Records provided:
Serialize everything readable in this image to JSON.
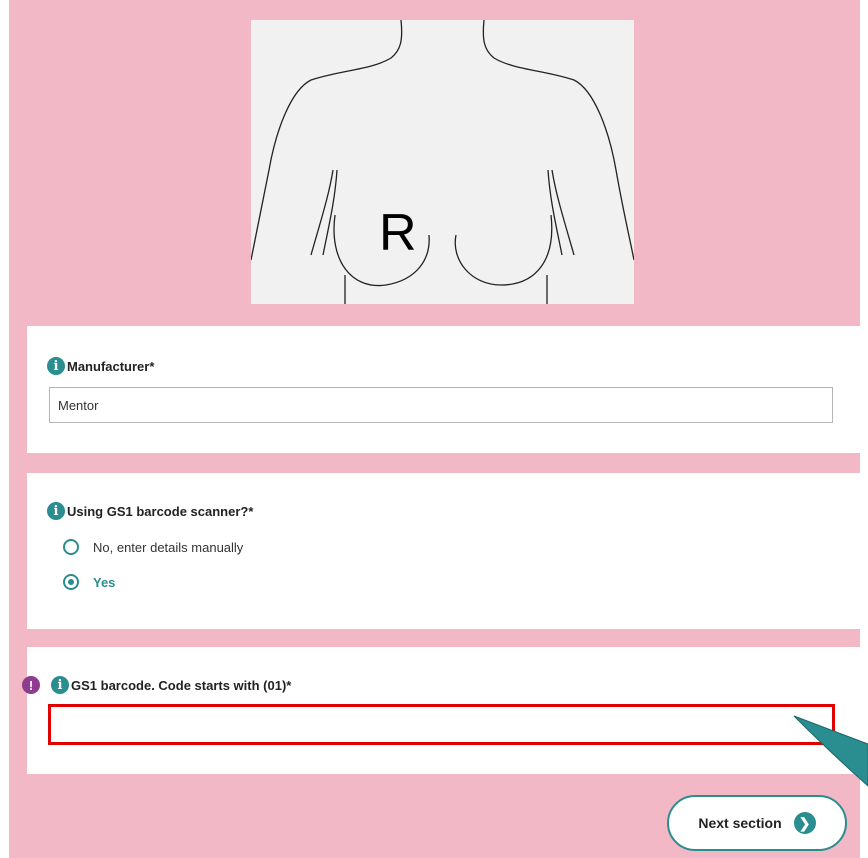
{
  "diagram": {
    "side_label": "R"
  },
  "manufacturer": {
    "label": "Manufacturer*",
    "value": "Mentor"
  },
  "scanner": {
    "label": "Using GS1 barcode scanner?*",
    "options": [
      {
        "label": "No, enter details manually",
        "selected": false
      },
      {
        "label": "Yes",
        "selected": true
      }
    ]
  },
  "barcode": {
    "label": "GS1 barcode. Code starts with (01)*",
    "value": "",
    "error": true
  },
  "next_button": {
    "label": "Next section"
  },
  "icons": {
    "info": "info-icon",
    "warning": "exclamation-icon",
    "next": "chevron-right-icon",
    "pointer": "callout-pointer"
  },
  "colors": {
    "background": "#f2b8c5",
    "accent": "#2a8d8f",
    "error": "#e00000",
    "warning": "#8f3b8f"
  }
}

* * *

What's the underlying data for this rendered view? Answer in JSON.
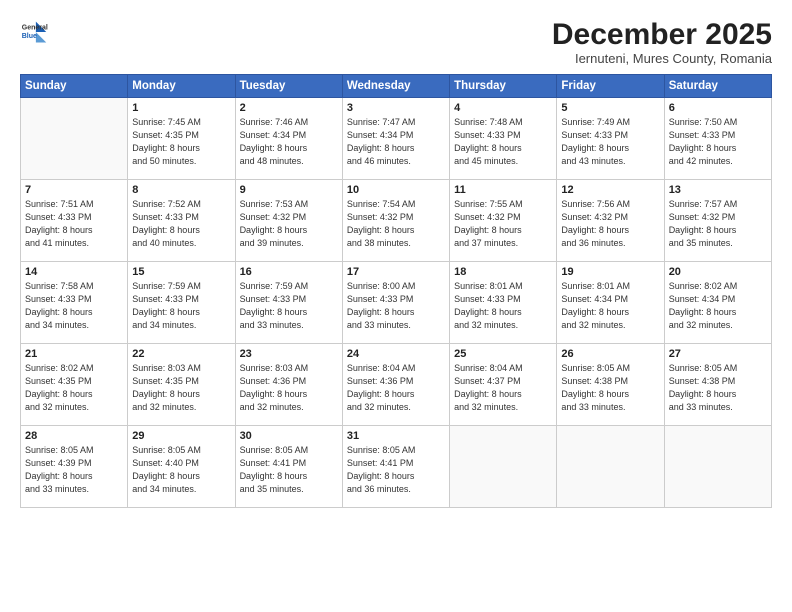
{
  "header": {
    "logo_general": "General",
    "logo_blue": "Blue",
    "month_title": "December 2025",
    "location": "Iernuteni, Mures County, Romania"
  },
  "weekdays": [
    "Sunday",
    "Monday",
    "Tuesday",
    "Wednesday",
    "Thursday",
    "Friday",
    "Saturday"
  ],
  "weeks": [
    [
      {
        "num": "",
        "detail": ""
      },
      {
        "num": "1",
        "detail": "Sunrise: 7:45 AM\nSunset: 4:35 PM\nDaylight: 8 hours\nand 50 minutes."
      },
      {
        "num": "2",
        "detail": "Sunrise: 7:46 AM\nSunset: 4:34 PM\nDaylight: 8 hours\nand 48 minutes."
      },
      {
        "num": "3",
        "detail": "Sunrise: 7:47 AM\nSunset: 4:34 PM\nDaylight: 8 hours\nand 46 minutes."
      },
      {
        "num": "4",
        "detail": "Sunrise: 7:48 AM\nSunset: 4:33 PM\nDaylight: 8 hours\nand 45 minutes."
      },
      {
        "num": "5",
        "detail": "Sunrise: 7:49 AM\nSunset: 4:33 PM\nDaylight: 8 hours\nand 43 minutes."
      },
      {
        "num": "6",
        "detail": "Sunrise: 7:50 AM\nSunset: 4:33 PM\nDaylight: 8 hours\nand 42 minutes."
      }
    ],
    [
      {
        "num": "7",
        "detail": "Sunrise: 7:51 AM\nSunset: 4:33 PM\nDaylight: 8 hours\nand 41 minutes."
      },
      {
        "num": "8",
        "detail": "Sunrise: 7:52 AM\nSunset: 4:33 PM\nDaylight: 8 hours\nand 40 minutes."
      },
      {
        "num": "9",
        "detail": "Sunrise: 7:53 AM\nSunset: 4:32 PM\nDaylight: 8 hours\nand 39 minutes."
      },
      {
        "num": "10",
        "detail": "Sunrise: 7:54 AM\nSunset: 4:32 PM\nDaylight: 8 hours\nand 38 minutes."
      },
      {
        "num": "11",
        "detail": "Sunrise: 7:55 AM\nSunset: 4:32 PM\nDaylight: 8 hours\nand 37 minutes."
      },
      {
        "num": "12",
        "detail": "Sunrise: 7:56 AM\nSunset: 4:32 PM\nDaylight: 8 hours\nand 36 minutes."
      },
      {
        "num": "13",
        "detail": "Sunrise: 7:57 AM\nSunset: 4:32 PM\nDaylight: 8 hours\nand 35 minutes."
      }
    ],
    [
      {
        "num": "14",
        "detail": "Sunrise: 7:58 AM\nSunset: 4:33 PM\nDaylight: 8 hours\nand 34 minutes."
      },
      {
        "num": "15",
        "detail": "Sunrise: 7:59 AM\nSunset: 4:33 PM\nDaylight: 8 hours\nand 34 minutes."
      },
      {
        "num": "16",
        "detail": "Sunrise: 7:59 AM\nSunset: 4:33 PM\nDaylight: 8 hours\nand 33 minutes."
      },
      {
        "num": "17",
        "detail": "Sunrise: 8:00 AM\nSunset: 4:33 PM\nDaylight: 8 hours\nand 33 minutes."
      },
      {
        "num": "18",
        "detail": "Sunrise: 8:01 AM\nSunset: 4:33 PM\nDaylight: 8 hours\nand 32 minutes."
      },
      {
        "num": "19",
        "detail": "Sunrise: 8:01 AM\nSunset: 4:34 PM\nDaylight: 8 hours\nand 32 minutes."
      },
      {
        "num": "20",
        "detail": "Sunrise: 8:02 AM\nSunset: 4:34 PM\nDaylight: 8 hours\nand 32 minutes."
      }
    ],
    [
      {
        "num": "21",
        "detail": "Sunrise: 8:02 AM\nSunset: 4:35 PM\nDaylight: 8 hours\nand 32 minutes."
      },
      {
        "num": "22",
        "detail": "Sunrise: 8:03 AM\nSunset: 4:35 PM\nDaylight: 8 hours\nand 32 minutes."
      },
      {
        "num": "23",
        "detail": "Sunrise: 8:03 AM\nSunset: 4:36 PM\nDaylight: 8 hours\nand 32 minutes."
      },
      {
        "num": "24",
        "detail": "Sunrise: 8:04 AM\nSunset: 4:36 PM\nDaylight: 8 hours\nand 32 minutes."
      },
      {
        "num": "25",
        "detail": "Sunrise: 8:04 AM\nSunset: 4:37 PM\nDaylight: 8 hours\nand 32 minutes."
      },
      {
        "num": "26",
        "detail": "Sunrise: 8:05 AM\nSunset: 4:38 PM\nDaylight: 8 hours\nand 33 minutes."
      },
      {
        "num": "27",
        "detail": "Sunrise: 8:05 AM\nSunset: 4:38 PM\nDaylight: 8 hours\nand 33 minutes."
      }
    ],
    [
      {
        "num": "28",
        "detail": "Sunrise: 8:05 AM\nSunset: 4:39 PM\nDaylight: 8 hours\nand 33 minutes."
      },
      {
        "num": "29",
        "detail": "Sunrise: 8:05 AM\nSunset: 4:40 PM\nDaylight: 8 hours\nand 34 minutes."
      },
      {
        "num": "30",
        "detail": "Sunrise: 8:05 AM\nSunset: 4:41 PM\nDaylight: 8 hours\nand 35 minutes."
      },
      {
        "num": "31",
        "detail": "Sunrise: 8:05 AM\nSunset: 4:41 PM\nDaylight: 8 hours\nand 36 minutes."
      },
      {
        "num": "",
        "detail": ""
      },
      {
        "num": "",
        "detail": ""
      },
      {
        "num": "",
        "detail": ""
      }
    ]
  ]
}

Set exercise:
Give the number of lines that hold the word "barcode" in these records, with nothing added.

Final result:
3